** start SUPPLIED MATERIAL **

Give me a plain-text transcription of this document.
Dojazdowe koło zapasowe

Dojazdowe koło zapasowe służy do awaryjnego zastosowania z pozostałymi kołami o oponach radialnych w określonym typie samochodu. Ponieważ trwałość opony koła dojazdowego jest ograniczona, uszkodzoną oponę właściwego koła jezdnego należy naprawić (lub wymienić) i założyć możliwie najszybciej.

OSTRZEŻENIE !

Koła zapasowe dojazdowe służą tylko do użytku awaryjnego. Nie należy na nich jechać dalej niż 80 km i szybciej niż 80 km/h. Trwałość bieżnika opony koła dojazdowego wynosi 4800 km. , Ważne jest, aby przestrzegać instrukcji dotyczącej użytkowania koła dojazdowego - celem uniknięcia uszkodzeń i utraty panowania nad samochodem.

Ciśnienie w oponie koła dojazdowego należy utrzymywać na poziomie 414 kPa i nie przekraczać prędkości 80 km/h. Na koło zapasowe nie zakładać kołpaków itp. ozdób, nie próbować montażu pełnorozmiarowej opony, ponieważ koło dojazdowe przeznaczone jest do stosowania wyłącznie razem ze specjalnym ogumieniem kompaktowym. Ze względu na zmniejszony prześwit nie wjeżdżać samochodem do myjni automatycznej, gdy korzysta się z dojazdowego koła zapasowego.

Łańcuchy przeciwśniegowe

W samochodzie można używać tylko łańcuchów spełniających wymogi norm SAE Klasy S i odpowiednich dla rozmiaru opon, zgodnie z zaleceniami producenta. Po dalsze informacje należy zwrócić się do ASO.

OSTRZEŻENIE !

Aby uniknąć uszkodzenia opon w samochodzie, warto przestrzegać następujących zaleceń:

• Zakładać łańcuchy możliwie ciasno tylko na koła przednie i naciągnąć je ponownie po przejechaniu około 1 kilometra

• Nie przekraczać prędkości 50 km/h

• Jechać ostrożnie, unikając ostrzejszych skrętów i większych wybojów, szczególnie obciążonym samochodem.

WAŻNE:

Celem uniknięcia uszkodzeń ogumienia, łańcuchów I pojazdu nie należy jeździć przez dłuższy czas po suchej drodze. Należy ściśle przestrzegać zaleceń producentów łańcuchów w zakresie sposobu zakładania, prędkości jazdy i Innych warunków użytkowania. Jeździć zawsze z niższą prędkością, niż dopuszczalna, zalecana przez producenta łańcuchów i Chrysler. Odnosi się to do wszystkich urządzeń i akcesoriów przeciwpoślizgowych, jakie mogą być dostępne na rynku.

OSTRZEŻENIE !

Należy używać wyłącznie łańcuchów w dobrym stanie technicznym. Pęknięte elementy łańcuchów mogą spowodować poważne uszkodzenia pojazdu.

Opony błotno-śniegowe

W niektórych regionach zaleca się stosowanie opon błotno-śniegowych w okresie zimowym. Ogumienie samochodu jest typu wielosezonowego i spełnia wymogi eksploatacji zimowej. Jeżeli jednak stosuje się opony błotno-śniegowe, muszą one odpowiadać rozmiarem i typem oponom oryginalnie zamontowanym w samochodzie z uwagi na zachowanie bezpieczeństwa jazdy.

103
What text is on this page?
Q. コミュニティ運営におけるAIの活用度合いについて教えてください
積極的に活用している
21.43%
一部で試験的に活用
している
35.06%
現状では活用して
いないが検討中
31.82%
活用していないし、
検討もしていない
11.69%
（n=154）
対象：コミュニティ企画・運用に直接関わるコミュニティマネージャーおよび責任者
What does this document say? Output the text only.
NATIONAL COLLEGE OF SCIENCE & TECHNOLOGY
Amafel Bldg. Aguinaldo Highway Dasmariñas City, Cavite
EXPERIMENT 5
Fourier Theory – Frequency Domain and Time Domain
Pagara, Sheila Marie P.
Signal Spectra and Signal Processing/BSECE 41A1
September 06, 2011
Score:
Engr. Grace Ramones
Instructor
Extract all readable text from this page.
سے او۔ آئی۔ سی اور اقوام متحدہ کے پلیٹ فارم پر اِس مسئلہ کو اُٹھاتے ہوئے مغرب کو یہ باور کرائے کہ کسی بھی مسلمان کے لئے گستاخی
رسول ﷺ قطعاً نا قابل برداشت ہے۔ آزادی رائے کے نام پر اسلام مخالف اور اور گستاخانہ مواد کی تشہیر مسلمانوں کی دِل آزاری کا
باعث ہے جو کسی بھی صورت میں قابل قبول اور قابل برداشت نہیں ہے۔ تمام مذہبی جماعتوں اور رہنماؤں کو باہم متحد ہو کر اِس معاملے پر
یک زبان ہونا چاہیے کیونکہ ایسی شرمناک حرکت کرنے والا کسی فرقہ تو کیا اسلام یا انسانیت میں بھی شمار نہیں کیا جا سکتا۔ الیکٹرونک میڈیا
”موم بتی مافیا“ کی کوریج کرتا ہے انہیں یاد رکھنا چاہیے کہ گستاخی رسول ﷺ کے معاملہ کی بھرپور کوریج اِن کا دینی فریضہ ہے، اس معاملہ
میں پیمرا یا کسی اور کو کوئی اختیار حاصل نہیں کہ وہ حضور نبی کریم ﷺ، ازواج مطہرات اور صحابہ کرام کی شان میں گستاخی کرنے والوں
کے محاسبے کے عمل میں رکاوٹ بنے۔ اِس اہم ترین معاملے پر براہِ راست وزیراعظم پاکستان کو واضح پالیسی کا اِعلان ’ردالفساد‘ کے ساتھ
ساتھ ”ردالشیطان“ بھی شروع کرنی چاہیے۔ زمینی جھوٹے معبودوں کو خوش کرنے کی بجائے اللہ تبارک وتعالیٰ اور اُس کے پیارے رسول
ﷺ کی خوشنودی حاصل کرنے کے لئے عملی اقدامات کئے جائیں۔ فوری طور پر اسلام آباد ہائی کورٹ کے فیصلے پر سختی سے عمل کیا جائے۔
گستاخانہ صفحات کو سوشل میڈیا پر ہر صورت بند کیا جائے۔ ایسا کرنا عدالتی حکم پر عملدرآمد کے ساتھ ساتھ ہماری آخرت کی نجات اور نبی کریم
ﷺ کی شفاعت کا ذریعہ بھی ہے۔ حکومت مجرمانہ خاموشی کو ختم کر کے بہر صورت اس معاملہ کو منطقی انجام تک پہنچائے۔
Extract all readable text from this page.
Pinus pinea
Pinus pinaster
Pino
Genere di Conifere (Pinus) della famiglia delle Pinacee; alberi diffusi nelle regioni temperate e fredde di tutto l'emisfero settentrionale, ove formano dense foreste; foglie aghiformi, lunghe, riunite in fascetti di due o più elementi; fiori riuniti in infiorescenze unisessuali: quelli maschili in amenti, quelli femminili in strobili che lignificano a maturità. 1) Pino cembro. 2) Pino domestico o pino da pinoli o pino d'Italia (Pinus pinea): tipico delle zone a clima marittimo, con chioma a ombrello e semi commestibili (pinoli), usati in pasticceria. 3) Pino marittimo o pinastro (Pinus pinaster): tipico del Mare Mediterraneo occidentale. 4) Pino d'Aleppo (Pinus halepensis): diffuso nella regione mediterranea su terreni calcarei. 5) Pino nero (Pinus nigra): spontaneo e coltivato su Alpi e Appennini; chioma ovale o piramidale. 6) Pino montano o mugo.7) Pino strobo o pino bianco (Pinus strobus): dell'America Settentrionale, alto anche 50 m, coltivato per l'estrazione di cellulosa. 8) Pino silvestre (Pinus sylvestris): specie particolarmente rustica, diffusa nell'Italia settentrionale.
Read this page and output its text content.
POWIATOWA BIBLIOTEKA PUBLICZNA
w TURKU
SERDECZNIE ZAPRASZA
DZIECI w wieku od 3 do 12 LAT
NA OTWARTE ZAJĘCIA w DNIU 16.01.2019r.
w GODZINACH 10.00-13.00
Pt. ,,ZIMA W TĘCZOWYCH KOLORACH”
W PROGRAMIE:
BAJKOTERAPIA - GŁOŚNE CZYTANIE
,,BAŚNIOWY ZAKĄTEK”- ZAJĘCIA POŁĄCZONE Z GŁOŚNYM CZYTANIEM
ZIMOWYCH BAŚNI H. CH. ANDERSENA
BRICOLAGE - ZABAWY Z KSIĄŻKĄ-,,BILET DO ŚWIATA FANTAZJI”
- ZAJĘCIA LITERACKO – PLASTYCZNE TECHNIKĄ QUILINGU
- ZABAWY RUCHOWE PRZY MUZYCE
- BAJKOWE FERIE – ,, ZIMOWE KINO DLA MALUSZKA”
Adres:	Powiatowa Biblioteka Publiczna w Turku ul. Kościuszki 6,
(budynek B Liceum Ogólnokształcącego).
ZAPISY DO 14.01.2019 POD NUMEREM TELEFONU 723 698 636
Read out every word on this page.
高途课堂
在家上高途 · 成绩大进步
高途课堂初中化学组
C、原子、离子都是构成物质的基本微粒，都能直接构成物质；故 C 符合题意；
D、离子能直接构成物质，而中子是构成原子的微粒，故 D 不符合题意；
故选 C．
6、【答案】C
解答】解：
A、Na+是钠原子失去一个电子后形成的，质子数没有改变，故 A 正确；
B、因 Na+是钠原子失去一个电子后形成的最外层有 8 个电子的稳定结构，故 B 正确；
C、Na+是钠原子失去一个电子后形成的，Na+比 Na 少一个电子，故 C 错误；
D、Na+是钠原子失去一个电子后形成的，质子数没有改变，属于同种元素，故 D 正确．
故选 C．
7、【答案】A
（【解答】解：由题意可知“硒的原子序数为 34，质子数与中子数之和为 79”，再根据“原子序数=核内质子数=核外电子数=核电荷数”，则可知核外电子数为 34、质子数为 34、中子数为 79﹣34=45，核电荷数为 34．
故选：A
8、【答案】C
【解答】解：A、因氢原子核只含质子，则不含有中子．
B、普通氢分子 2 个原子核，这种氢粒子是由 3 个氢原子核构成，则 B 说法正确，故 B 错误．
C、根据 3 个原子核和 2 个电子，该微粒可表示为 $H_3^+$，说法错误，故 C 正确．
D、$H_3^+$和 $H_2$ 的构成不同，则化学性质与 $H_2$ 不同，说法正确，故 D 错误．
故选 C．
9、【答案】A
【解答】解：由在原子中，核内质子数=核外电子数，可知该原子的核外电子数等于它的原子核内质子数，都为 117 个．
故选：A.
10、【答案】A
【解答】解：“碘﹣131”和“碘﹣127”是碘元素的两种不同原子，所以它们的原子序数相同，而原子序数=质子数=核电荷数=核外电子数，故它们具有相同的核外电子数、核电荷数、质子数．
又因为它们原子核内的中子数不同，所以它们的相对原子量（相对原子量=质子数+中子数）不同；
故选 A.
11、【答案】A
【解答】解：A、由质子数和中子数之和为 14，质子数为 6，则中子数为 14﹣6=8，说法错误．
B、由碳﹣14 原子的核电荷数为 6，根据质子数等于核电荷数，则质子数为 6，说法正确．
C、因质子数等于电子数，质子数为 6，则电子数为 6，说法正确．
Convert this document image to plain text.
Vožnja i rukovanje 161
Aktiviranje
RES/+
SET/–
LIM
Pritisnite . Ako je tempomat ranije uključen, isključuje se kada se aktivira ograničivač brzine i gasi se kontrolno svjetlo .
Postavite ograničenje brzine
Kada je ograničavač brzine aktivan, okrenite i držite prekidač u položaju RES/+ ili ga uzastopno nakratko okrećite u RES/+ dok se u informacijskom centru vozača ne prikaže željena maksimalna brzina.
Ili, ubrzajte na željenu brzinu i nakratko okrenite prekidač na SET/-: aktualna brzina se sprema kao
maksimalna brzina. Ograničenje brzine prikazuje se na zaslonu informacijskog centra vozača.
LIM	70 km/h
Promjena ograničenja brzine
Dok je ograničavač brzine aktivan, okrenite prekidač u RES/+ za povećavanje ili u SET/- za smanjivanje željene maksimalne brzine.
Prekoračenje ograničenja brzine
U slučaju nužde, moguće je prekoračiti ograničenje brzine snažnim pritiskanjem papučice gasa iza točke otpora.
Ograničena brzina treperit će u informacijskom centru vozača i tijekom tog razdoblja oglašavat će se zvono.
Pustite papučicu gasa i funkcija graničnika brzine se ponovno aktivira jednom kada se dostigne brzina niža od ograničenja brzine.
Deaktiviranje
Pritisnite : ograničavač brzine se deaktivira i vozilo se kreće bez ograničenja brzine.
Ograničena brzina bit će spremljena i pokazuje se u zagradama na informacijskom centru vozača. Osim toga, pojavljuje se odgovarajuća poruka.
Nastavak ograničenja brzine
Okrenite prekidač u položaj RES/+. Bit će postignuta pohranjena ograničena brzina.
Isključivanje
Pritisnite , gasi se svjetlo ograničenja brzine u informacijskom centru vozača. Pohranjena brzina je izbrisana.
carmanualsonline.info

** end SUPPLIED MATERIAL **

> _REQUIRED TASK_
In the entries above, find every line holding the word "gasa" and copy it out.

> _RESPONSE TO THIS EXERCISE_
U slučaju nužde, moguće je prekoračiti ograničenje brzine snažnim pritiskanjem papučice gasa iza točke otpora.
Pustite papučicu gasa i funkcija graničnika brzine se ponovno aktivira jednom kada se dostigne brzina niža od ograničenja brzine.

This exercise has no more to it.